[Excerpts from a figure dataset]
^^^^

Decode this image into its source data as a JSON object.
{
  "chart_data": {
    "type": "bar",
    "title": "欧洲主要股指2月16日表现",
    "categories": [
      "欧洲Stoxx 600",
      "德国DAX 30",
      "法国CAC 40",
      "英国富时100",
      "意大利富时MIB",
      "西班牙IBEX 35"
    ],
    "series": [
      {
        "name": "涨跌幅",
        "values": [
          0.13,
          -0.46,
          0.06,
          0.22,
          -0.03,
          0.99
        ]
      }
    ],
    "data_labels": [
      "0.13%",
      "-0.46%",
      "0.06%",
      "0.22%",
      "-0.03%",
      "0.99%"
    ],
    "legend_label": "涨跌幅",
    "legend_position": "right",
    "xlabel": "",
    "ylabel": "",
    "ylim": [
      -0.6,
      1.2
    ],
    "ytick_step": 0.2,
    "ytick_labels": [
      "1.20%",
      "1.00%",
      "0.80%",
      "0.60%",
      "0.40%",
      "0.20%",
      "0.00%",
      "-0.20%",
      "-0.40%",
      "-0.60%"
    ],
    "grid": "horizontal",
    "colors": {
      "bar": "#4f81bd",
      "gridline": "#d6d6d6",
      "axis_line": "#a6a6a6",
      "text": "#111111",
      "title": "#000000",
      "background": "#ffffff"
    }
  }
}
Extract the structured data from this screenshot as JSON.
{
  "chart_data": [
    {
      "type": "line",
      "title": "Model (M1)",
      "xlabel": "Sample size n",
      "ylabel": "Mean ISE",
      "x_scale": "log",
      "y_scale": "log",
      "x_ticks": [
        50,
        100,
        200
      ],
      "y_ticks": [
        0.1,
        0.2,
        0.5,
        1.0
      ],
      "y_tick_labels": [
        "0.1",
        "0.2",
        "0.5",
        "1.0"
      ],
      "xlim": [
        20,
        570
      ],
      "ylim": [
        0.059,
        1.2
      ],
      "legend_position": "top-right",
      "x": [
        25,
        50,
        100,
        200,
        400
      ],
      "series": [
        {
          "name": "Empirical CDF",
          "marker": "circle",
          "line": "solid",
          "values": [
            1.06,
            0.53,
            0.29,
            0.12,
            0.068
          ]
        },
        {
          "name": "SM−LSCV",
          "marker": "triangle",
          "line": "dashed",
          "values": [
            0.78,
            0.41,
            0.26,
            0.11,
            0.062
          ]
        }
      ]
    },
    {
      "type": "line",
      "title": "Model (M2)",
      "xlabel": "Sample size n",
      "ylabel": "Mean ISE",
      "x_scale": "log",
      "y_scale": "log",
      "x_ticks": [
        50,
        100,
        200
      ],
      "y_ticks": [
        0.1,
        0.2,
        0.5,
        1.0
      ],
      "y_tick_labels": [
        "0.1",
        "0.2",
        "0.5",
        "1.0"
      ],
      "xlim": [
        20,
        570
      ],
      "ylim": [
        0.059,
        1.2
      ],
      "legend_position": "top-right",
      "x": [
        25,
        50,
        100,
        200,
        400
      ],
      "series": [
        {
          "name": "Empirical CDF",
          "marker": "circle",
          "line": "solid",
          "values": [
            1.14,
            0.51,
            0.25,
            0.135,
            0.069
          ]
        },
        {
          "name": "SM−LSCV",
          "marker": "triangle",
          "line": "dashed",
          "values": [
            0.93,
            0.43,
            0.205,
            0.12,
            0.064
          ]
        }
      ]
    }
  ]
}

^^^^

● Instructions for the task
Answer with one number: how many lines of the entries above include the word "this".

● Exercise output
2